:: WHAT YOU WILL DO ::
Using the material that follows, identify and copy each line with the string "安全生产法".

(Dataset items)
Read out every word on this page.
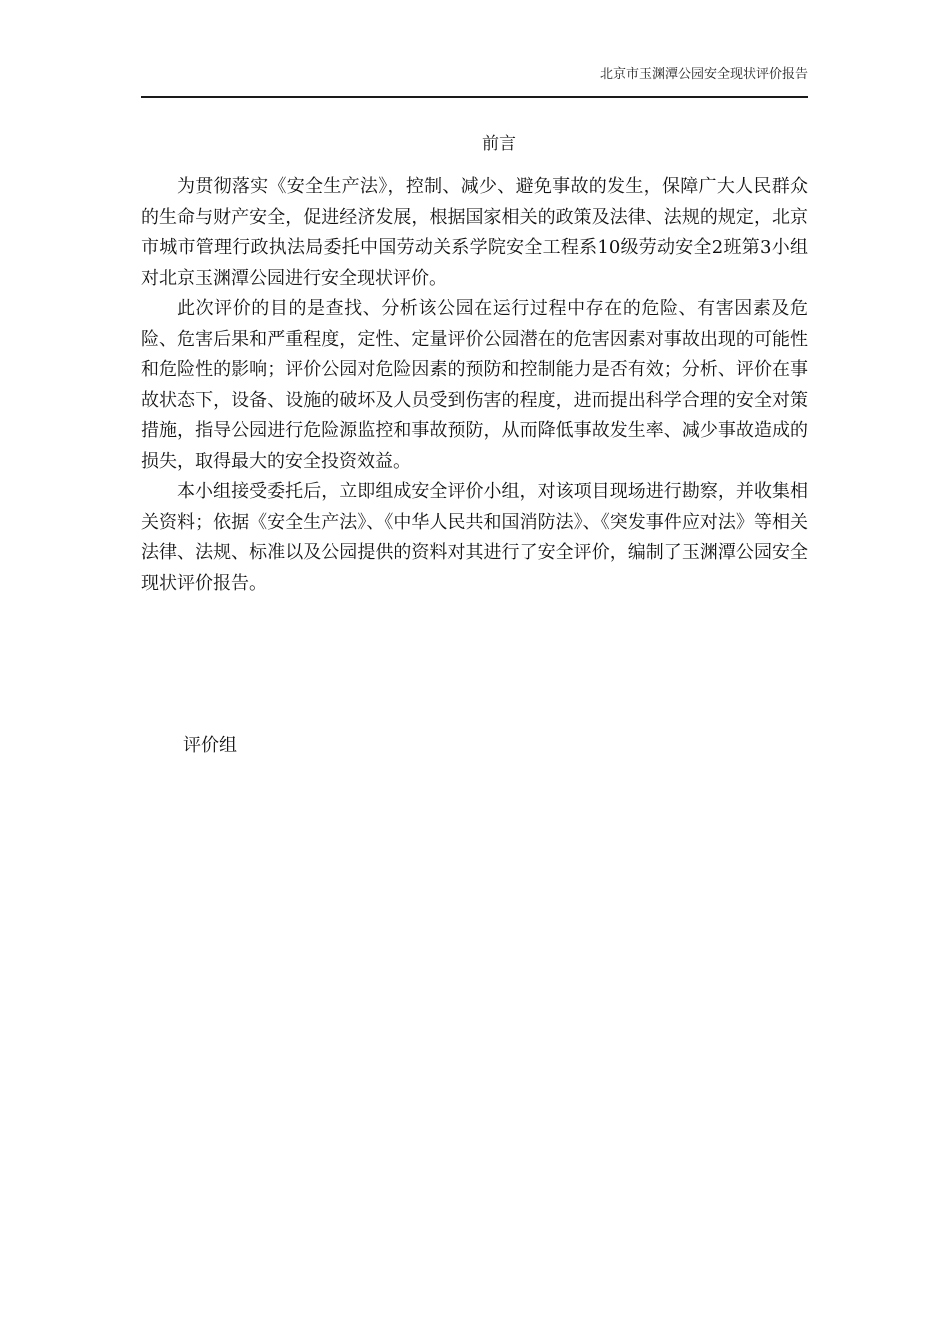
北京市玉渊潭公园安全现状评价报告
前言

为贯彻落实《安全生产法》，控制、减少、避免事故的发生，保障广大人民群众的生命与财产安全，促进经济发展，根据国家相关的政策及法律、法规的规定，北京市城市管理行政执法局委托中国劳动关系学院安全工程系10级劳动安全2班第3小组对北京玉渊潭公园进行安全现状评价。

此次评价的目的是查找、分析该公园在运行过程中存在的危险、有害因素及危险、危害后果和严重程度，定性、定量评价公园潜在的危害因素对事故出现的可能性和危险性的影响；评价公园对危险因素的预防和控制能力是否有效；分析、评价在事故状态下，设备、设施的破坏及人员受到伤害的程度，进而提出科学合理的安全对策措施，指导公园进行危险源监控和事故预防，从而降低事故发生率、减少事故造成的损失，取得最大的安全投资效益。

本小组接受委托后，立即组成安全评价小组，对该项目现场进行勘察，并收集相关资料；依据《安全生产法》、《中华人民共和国消防法》、《突发事件应对法》等相关法律、法规、标准以及公园提供的资料对其进行了安全评价，编制了玉渊潭公园安全现状评价报告。

评价组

:: WRITTEN RESPONSE ::
为贯彻落实《安全生产法》，控制、减少、避免事故的发生，保障广大人民群众的生命与财产安全，促进经济发展，根据国家相关的政策及法律、法规的规定，北京市城市管理行政执法局委托中国劳动关系学院安全工程系10级劳动安全2班第3小组对北京玉渊潭公园进行安全现状评价。
本小组接受委托后，立即组成安全评价小组，对该项目现场进行勘察，并收集相关资料；依据《安全生产法》、《中华人民共和国消防法》、《突发事件应对法》等相关法律、法规、标准以及公园提供的资料对其进行了安全评价，编制了玉渊潭公园安全现状评价报告。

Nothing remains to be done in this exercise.